> [Aim]
Please set down all the lines beneath this one exactly, without the pictures.

··· Dataset records

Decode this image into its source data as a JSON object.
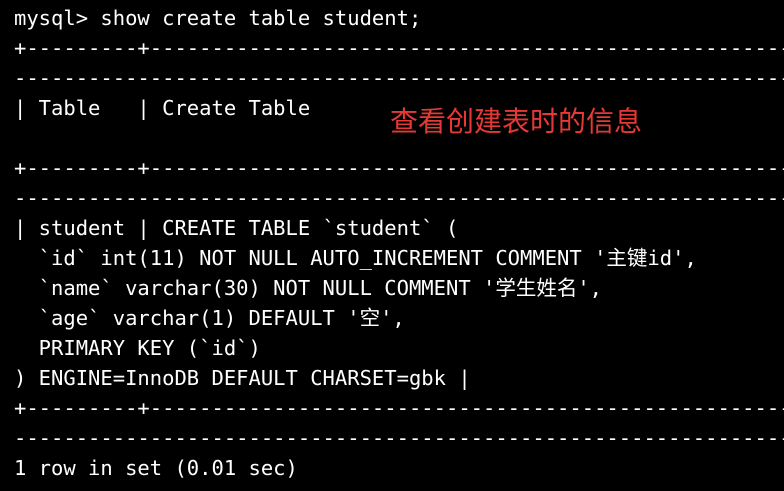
{
  "terminal": {
    "lines": [
      "mysql> show create table student;",
      "+---------+------------------------------------------------------------------",
      "------------------------------------------------------------------------------",
      "| Table   | Create Table",
      "",
      "+---------+------------------------------------------------------------------",
      "------------------------------------------------------------------------------",
      "| student | CREATE TABLE `student` (",
      "  `id` int(11) NOT NULL AUTO_INCREMENT COMMENT '主键id',",
      "  `name` varchar(30) NOT NULL COMMENT '学生姓名',",
      "  `age` varchar(1) DEFAULT '空',",
      "  PRIMARY KEY (`id`)",
      ") ENGINE=InnoDB DEFAULT CHARSET=gbk |",
      "+---------+------------------------------------------------------------------",
      "------------------------------------------------------------------------------",
      "1 row in set (0.01 sec)"
    ],
    "text_color": "#ffffff",
    "background_color": "#000000"
  },
  "annotation": {
    "text": "查看创建表时的信息",
    "color": "#e53935"
  }
}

······

> [Result below]
Decode this image into its source data as a JSON object.
{
  "terminal": {
    "lines": [
      "mysql> show create table student;",
      "+---------+------------------------------------------------------------------",
      "------------------------------------------------------------------------------",
      "| Table   | Create Table",
      "",
      "+---------+------------------------------------------------------------------",
      "------------------------------------------------------------------------------",
      "| student | CREATE TABLE `student` (",
      "  `id` int(11) NOT NULL AUTO_INCREMENT COMMENT '主键id',",
      "  `name` varchar(30) NOT NULL COMMENT '学生姓名',",
      "  `age` varchar(1) DEFAULT '空',",
      "  PRIMARY KEY (`id`)",
      ") ENGINE=InnoDB DEFAULT CHARSET=gbk |",
      "+---------+------------------------------------------------------------------",
      "------------------------------------------------------------------------------",
      "1 row in set (0.01 sec)"
    ],
    "text_color": "#ffffff",
    "background_color": "#000000"
  },
  "annotation": {
    "text": "查看创建表时的信息",
    "color": "#e53935"
  }
}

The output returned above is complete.